* [DIRECTIONS FOR THIS TASK]: State how many lines below hold the word "transport". Give that number and no other text.

────

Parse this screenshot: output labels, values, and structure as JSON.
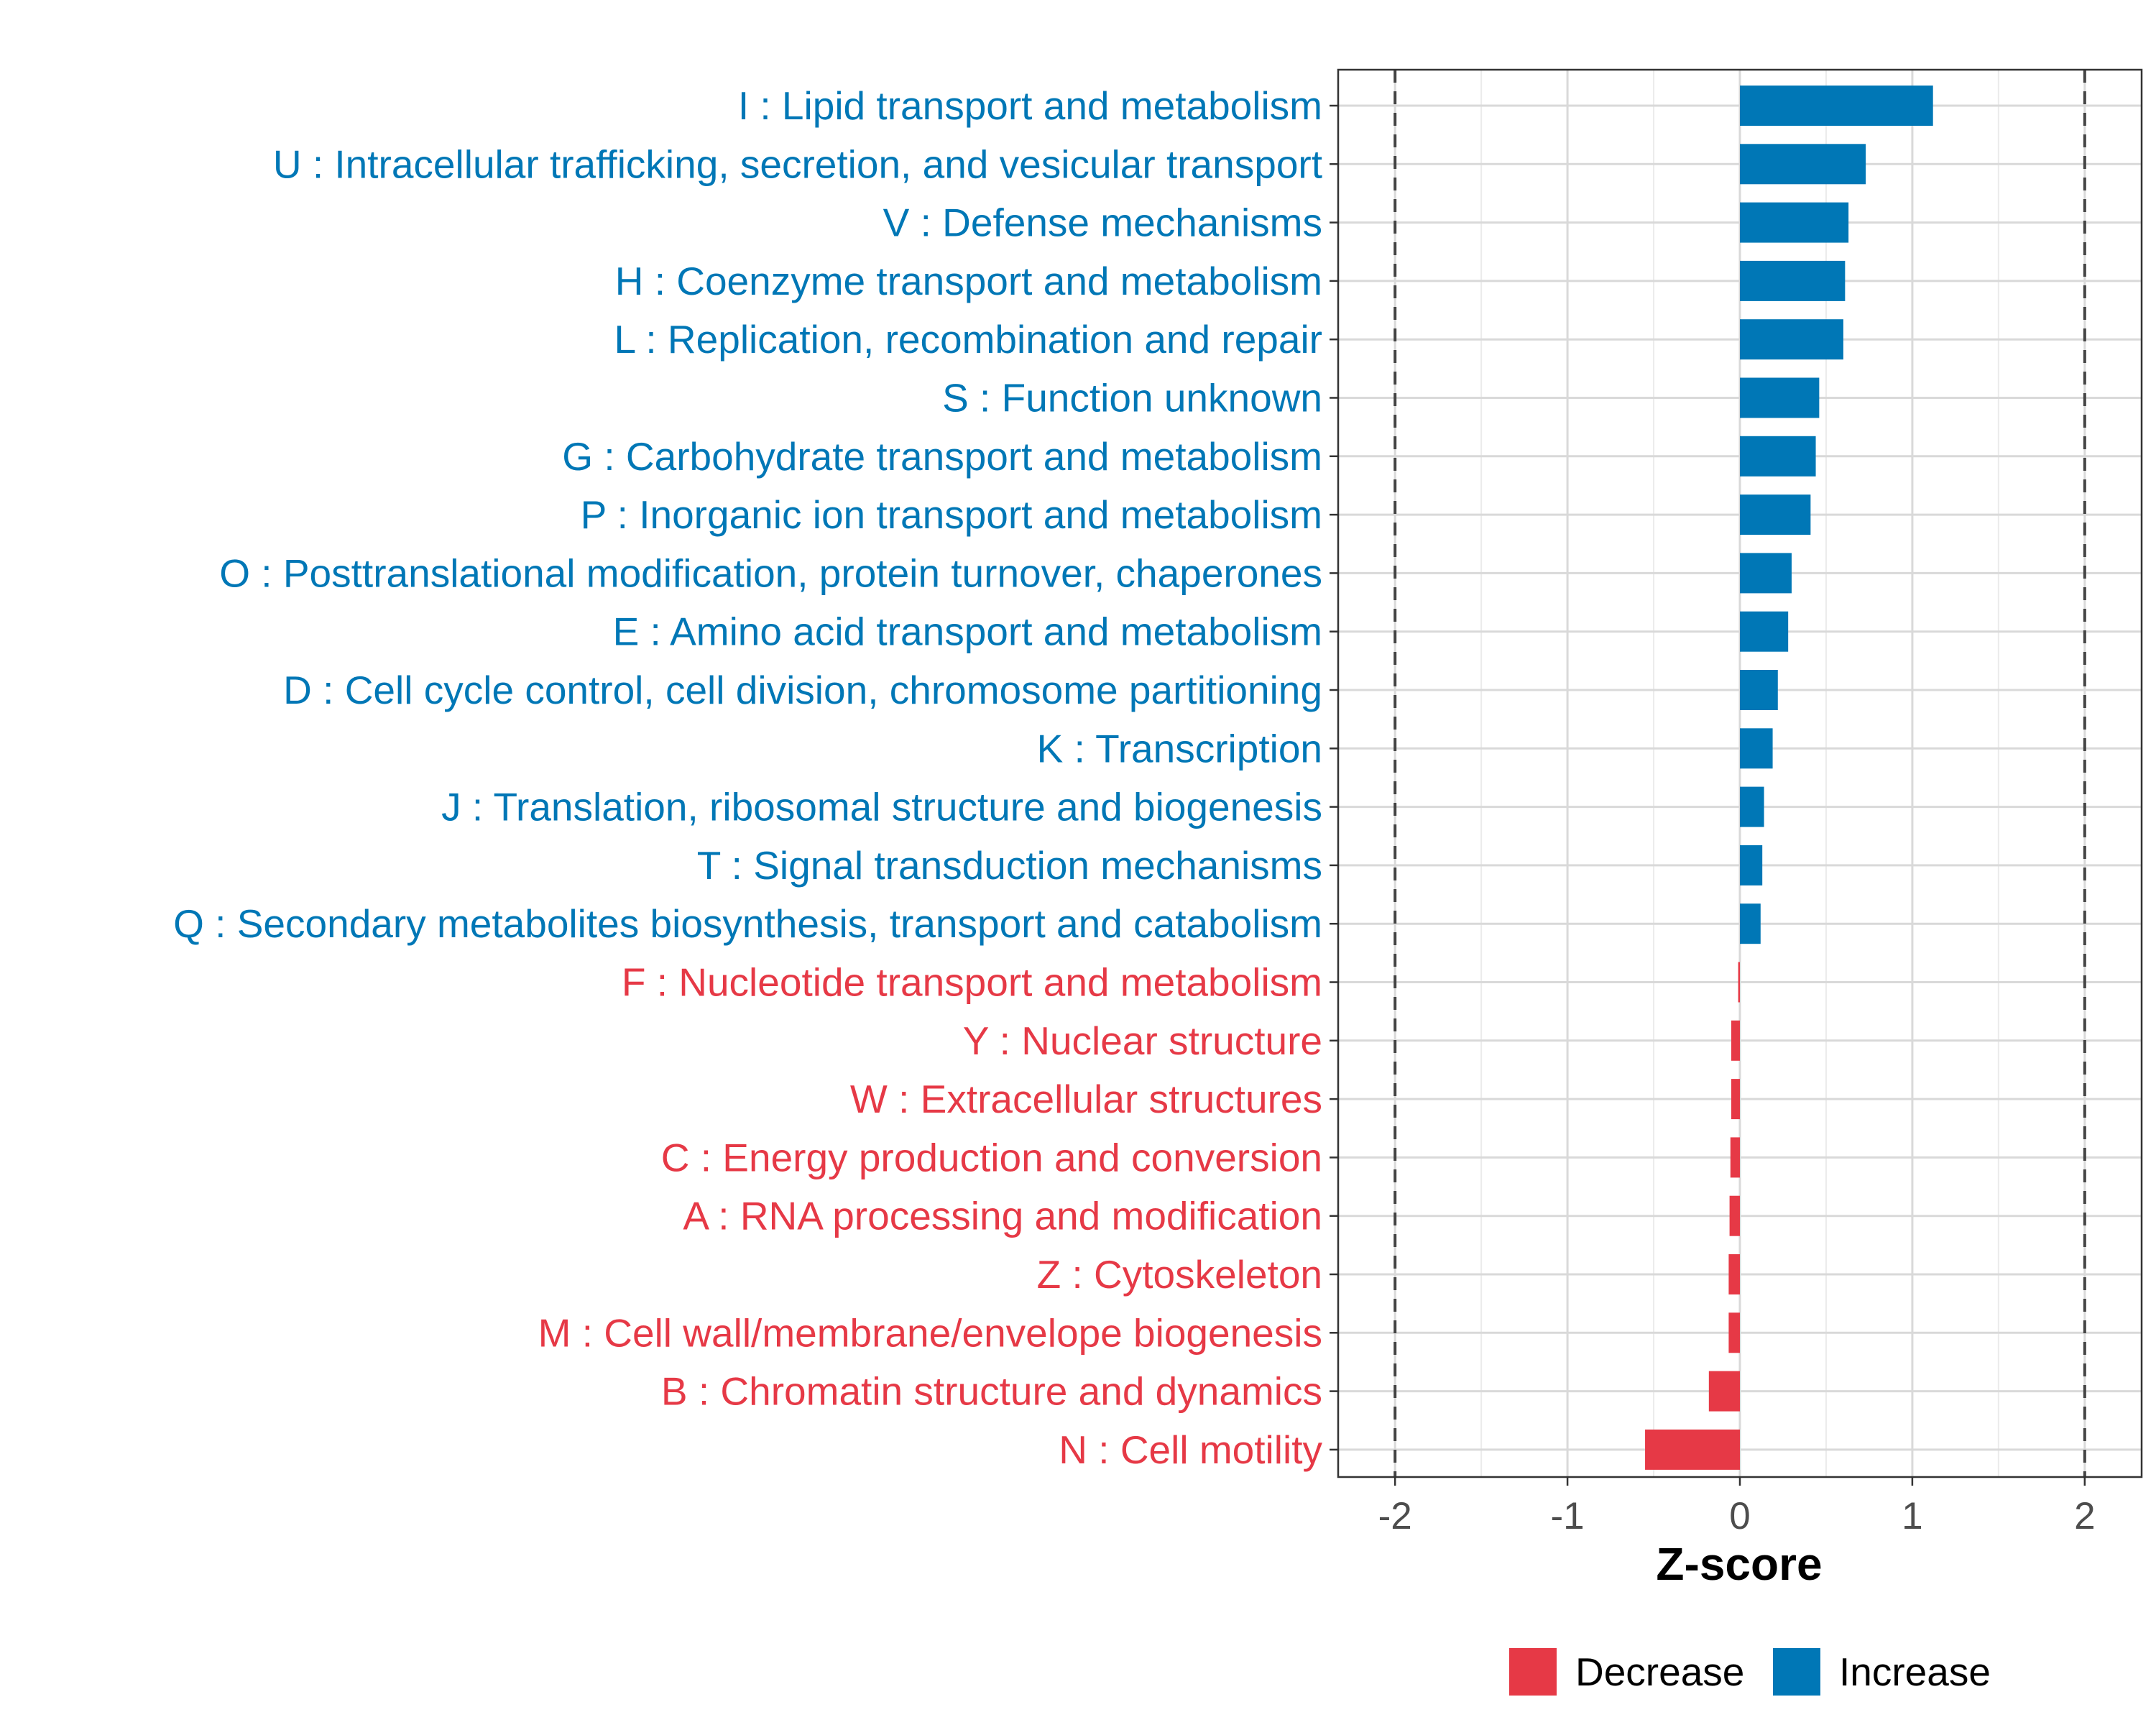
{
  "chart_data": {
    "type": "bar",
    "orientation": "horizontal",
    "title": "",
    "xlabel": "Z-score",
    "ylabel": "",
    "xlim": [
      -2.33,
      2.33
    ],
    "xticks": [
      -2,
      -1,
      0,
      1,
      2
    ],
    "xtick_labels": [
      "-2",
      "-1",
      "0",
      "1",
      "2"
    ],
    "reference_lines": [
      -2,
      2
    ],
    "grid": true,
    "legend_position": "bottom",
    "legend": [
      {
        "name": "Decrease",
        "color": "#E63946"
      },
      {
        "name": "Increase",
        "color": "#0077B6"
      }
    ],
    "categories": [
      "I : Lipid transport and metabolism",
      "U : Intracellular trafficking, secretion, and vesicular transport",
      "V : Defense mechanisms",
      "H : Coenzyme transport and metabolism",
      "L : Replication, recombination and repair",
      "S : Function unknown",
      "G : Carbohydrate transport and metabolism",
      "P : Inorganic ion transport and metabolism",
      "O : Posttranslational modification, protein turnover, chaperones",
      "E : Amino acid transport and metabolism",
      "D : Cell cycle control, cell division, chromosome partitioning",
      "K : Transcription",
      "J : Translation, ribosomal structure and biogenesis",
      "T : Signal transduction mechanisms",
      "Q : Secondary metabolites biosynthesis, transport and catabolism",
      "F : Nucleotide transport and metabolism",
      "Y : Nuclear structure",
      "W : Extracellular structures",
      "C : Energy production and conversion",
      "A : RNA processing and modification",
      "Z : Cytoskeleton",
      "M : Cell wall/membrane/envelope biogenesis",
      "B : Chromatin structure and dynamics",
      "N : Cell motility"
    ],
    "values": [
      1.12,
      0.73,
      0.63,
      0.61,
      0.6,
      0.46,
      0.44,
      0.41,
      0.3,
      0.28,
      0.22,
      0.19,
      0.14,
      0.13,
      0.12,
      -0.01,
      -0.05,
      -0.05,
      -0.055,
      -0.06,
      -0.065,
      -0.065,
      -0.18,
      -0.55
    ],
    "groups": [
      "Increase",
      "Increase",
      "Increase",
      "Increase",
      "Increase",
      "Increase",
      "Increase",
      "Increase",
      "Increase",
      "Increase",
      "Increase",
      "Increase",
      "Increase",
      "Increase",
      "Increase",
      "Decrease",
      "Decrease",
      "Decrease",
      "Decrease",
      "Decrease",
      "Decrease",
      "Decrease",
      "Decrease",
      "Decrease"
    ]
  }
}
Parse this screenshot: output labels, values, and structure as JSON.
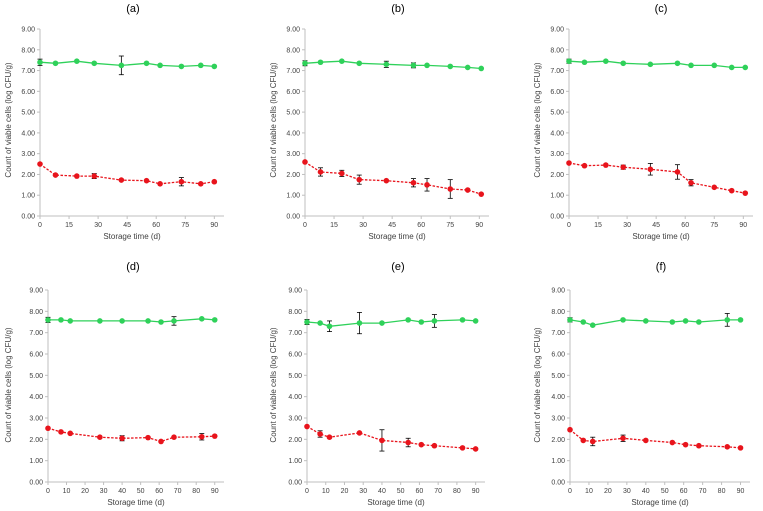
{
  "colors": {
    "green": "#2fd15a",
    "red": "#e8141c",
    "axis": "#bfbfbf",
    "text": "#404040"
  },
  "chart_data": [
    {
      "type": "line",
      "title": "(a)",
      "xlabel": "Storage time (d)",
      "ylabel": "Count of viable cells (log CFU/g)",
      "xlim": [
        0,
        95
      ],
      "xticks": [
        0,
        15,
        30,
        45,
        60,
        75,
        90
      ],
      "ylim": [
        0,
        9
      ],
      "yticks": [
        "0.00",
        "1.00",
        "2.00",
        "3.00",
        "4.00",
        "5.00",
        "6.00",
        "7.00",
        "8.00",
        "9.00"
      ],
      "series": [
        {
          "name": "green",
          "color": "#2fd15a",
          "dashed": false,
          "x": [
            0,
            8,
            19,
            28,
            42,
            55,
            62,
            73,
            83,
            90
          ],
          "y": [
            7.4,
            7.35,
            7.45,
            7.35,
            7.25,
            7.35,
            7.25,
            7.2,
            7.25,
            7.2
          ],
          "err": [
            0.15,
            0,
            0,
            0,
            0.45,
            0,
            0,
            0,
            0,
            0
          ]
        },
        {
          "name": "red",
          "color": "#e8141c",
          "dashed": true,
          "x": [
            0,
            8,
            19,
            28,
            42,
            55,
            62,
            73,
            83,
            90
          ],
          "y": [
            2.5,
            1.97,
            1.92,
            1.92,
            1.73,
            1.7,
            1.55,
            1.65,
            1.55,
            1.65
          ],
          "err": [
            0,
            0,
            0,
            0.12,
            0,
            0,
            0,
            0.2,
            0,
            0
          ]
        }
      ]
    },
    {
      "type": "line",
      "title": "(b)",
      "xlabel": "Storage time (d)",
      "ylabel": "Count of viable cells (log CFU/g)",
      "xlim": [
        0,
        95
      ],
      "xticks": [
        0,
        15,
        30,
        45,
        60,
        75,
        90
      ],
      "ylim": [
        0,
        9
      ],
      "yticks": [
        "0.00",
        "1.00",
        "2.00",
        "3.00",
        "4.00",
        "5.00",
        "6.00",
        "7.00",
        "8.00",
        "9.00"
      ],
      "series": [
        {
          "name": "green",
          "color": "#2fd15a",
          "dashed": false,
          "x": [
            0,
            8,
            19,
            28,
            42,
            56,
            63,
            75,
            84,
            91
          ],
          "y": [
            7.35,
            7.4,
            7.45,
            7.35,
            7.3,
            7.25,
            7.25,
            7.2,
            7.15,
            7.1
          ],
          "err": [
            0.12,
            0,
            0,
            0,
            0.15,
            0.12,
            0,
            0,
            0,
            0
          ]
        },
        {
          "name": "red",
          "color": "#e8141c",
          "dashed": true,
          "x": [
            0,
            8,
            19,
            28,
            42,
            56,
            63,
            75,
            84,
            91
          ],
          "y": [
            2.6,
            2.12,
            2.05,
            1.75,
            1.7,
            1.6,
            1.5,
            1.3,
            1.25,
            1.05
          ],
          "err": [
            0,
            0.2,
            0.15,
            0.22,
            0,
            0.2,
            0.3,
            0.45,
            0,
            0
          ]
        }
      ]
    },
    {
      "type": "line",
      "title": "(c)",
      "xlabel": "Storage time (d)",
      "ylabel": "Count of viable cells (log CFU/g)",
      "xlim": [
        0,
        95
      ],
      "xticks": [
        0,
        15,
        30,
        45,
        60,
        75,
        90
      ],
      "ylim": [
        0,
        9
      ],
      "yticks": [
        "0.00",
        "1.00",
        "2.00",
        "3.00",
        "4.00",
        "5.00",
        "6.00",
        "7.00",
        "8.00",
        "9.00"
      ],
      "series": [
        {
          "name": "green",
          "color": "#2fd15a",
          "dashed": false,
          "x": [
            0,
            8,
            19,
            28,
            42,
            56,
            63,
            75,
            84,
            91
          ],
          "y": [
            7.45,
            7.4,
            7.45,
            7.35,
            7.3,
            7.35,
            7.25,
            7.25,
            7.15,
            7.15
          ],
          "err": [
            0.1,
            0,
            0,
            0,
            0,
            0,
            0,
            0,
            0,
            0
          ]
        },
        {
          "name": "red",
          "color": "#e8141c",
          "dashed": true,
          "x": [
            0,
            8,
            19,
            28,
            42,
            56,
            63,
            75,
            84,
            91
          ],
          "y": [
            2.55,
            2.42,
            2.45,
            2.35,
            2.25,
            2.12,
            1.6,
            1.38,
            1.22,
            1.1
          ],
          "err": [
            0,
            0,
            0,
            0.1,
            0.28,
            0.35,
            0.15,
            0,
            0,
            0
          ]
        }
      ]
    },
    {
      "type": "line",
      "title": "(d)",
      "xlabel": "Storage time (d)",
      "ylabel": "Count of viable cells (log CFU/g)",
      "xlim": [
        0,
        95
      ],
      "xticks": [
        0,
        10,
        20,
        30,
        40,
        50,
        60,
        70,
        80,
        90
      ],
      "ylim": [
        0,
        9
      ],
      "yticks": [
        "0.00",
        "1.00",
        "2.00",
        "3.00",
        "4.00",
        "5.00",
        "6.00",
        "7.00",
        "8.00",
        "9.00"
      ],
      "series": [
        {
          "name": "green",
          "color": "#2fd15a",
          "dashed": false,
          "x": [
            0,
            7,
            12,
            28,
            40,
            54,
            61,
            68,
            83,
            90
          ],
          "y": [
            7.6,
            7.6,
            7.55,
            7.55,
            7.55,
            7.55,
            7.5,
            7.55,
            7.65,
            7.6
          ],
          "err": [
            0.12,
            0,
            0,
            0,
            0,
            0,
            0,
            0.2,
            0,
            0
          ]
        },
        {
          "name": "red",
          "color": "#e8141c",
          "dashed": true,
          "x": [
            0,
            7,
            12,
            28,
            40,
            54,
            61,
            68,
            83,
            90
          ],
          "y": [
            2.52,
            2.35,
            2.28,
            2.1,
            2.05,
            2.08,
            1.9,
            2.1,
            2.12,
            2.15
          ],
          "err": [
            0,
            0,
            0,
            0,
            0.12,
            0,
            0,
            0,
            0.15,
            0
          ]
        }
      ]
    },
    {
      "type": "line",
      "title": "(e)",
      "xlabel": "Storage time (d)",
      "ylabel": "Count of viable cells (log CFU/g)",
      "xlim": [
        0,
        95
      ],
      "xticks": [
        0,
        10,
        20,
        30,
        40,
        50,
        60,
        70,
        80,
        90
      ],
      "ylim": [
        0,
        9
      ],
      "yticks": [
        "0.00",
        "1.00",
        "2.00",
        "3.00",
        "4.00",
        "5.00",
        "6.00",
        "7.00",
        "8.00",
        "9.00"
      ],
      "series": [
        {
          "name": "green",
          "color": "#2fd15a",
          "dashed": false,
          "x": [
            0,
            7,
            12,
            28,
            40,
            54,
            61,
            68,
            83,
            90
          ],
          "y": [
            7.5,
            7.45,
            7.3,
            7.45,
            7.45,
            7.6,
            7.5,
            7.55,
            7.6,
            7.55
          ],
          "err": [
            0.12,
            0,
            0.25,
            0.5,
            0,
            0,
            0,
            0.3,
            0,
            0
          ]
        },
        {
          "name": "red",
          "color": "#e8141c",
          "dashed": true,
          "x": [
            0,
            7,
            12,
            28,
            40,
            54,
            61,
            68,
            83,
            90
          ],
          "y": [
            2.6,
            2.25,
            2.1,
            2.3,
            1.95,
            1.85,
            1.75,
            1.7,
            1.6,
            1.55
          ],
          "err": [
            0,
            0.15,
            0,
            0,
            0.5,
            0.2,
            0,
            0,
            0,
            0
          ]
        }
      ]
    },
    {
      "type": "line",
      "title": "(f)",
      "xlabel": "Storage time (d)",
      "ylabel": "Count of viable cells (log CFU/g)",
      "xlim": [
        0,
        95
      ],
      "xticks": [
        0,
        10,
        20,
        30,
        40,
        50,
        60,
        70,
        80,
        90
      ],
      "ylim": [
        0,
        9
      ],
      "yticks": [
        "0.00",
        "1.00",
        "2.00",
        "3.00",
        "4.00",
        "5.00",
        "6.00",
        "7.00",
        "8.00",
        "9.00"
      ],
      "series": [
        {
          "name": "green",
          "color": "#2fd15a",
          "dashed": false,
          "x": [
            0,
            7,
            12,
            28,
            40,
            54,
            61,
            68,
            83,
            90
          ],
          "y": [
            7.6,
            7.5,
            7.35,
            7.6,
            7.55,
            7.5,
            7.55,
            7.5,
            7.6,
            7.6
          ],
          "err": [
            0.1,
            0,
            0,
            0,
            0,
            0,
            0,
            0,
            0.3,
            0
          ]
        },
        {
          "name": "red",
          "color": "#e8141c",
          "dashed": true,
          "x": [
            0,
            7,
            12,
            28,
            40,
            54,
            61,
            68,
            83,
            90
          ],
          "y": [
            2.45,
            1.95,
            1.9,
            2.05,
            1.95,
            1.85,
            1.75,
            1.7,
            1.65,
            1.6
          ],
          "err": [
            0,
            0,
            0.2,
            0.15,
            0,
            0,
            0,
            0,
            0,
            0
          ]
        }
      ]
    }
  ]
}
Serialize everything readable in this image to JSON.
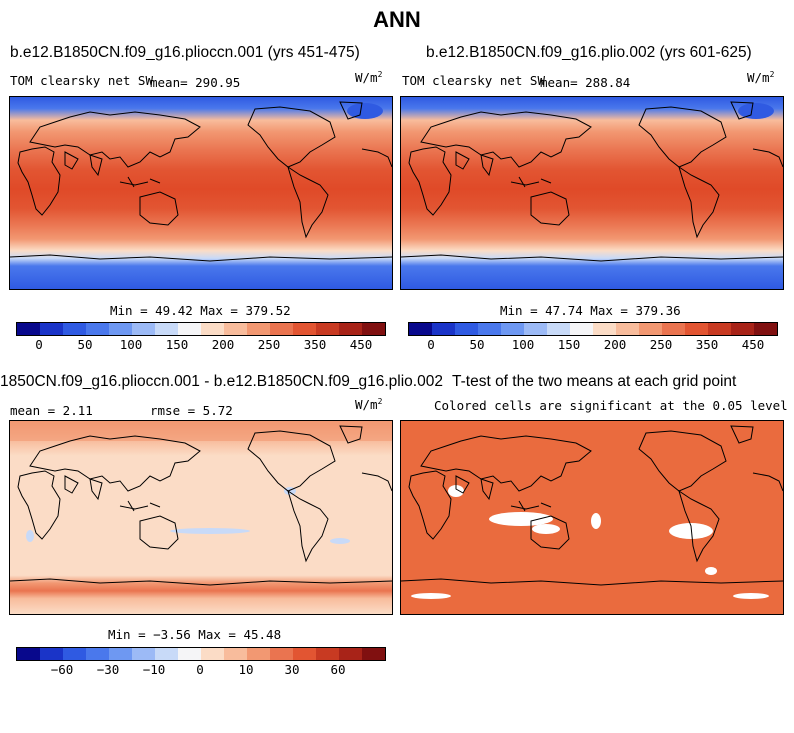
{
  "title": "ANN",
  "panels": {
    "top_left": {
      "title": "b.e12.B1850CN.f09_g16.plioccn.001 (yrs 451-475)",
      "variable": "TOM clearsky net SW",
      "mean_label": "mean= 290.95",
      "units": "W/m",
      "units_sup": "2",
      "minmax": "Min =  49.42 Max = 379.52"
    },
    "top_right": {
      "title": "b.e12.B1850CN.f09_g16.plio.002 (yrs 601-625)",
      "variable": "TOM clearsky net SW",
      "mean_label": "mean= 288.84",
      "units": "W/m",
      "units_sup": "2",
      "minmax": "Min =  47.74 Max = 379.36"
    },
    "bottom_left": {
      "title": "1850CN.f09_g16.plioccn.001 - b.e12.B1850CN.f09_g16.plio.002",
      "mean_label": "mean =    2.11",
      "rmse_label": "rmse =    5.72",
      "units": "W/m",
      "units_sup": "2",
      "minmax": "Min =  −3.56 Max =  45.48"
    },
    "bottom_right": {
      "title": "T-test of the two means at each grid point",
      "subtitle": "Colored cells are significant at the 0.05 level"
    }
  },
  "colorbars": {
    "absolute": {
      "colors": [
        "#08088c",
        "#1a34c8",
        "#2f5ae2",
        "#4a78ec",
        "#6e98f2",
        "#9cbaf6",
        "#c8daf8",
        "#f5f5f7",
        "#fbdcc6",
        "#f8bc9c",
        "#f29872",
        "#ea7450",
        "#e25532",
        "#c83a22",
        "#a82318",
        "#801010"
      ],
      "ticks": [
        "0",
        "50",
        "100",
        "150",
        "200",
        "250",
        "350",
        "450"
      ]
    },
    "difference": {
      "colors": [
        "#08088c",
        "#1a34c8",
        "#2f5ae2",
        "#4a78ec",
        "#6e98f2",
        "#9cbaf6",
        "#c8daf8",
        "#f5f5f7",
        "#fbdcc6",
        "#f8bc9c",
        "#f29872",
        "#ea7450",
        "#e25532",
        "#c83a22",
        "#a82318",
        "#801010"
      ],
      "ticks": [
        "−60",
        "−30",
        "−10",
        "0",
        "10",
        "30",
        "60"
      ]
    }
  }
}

────

* [TASK SOLUTION]: 8